Request:
Check each line of the entries below for the string "电影院在学校的"; copy every line where it appears.
— begin —
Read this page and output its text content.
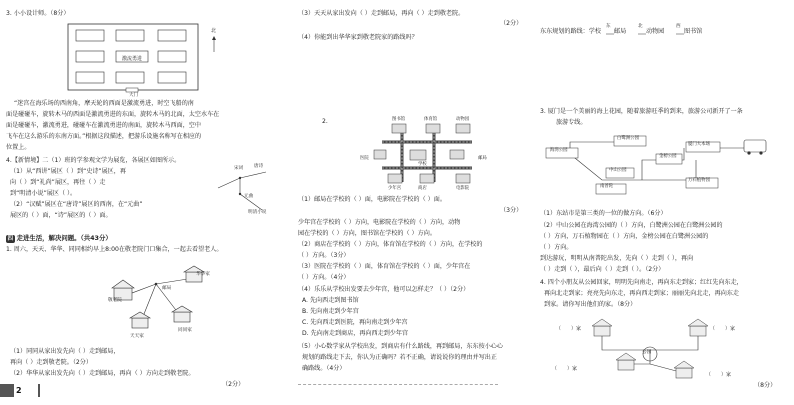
3. 小小设计师。（8分）
激流勇进
大门
北
“迷宫在海乐场的西南角，摩天轮的西面是激流勇进，时空飞船的南
面是碰碰车，旋转木马的西面是激流勇进的东面，旋转木马的北面，太空水车在
面是碰碰车，激流勇进，碰碰车在激流勇进的南面，旋转木马西面，空中
飞车在这么游乐的东南方面。”根据这段描述，把游乐设施名称写在相应的
位置上。
4.【新情境】二（1）班的学参观文学为展览，各展区如图所示。
（1）从“西讲”展区（ ）到“史诗”展区，再
向（ ）到“礼尚”展区，再往（ ）走
到“明清小说”展区（ ）。
（2）“汉赋”展区在“唐诗”展区的西南，在“元曲”
展区的（ ）面，“诗”展区的（ ）面。
宋词 唐诗
元曲
明清小说
四 走进生活，解决问题。（共43分）
1. 周六，天天、华华、同同相约早上8:00在敬老院门口集合，一起去看望老人。
华华家
敬老院
天天家
同同家
邮局
（1）同同从家出发先向（ ）走到邮局，
再向（ ）走到敬老院。（2分）
（2）华华从家出发先向（ ）走到邮局，再向（ ）方向走到敬老院。
（2分）
2
（3）天天从家出发向（ ）走到邮局，再向（ ）走到敬老院。
（2分）
（4）你能到出华华家到敬老院家的路线吗？
2.	图书馆	体育馆	动物园
医院
学校
邮局
少年宫	商店	电影院
（1）邮局在学校的（ ）面，电影院在学校的（ ）面。
（3分）
少年宫在学校的（ ）方向，电影院在学校的（ ）方向，动物
园在学校的（ ）方向，图书馆在学校的（ ）方向。
（2）商店在学校的（ ）方向，体育馆在学校的（ ）方向，在学校的
（ ）方向。（3分）
（3）医院在学校的（ ）面，体育馆在学校的（ ）面，少年宫在
（ ）方向。（4分）
（4）乐乐从学校出发要去少年宫，他可以怎样走？（ ）（2分）
A. 先向西走到图书馆
B. 先向南走到少年宫
C. 先向西走到医院，再向南走到少年宫
D. 先向南走到商店，再向西走到少年宫
（5）小心数学家从学校出发，到商店有什么路线，再到邮局，东东按小心心
规划的路线走下去，你认为正确吗？若不正确，请说说你的理由并写出正
确路线。（4分）
东东规划的路线：学校
东
邮局
北
动物园
西
图书馆
3. 厦门是一个美丽的海上花园，随着旅游旺季的到来，旅游公司新开了一条
旅游专线。
海湾公园
白鹭洲公园
厦门大本场
金榜公园
中山公园
万石植物园
南普陀
（1）东站市是第三类的一位的做方向。（6分）
（2）中山公园在海湾公园的（ ）方向，白鹭洲公园在白鹭洲公园的
（ ）方向，万石植物园在（ ）方向，金榜公园在白鹭洲公园的
（ ）方向。
到达游玩，明明从南普陀出发，先向（ ）走到（ ），再向
（ ）走到（ ），最后向（ ）走到（ ）。（2分）
4. 四个小朋友从公园回家，明明先向南走，再向东走到家；红红先向东走，
再向北走到家；亮亮先向东走，再向西走到家；丽丽先向北走，再向东走
到家。请你写出他们的家。（8分）
公园
（　　）家	（　　）家
（　　）家
（　　）家
（8分）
— end —
Full answer:
（1）邮局在学校的（ ）面，电影院在学校的（ ）面。
少年宫在学校的（ ）方向，电影院在学校的（ ）方向，动物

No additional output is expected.